--- Start of DATA ROWS ---

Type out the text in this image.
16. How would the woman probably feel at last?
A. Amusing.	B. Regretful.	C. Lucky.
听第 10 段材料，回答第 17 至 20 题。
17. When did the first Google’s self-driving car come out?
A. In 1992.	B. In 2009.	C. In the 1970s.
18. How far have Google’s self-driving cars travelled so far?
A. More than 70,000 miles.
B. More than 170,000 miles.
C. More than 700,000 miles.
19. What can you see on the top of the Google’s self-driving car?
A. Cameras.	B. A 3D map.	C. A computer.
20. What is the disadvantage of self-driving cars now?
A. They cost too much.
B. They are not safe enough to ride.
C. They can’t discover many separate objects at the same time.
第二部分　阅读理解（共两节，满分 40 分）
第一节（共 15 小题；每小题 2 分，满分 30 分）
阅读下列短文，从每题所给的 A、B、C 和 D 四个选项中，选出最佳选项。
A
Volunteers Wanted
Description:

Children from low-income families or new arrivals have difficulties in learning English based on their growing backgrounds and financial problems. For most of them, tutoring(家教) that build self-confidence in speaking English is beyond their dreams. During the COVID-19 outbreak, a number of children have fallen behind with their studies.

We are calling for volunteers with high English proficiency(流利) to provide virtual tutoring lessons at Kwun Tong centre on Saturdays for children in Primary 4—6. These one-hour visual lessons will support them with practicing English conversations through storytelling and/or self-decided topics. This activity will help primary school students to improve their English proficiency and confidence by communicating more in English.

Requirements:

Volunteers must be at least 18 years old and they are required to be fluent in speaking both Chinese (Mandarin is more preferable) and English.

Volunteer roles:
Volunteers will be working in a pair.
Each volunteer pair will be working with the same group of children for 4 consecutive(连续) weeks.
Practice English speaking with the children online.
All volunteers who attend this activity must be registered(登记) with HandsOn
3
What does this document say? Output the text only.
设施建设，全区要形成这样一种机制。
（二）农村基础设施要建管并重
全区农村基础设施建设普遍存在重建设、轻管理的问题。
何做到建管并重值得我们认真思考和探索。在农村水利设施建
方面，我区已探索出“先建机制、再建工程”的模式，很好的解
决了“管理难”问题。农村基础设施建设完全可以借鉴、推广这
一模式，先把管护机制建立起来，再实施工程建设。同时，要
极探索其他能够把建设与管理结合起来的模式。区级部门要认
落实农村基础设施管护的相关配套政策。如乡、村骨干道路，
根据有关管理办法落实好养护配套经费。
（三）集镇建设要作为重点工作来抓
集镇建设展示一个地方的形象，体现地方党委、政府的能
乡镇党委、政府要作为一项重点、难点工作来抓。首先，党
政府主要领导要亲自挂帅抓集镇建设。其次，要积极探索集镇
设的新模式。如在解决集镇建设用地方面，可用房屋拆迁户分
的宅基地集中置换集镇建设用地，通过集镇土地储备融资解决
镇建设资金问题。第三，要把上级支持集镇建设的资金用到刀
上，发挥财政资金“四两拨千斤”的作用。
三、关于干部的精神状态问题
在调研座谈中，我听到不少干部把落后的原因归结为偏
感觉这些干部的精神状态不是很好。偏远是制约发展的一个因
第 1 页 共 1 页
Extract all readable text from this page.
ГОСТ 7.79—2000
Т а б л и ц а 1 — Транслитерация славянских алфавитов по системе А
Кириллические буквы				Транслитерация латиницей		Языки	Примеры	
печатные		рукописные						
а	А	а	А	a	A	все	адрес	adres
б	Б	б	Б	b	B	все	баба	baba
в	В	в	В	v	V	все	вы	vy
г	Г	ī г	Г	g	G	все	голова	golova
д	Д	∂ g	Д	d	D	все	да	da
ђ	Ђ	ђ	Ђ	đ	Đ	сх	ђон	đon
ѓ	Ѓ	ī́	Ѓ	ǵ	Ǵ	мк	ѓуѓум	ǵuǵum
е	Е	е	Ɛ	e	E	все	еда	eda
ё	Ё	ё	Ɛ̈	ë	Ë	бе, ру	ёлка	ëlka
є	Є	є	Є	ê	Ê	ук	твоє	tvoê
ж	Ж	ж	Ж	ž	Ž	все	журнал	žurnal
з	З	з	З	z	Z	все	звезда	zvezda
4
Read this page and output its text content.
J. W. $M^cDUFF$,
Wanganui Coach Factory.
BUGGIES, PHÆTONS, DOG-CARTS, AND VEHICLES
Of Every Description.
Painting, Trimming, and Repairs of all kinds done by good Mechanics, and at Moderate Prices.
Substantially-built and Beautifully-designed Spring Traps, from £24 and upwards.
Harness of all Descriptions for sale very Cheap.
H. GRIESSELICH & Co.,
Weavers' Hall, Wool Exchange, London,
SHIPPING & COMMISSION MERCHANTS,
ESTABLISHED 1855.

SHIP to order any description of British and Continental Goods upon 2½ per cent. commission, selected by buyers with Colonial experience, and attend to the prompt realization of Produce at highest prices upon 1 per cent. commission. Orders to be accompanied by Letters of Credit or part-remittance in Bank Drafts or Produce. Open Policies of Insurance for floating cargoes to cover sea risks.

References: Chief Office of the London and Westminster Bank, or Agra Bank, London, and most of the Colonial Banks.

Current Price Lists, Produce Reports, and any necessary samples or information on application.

--- End of DATA ROWS ---

■ SHORT TASK ■
Determine how many lines contain the word "London" and reply with that number alone.

■ THE COMPLETED TASK ■
2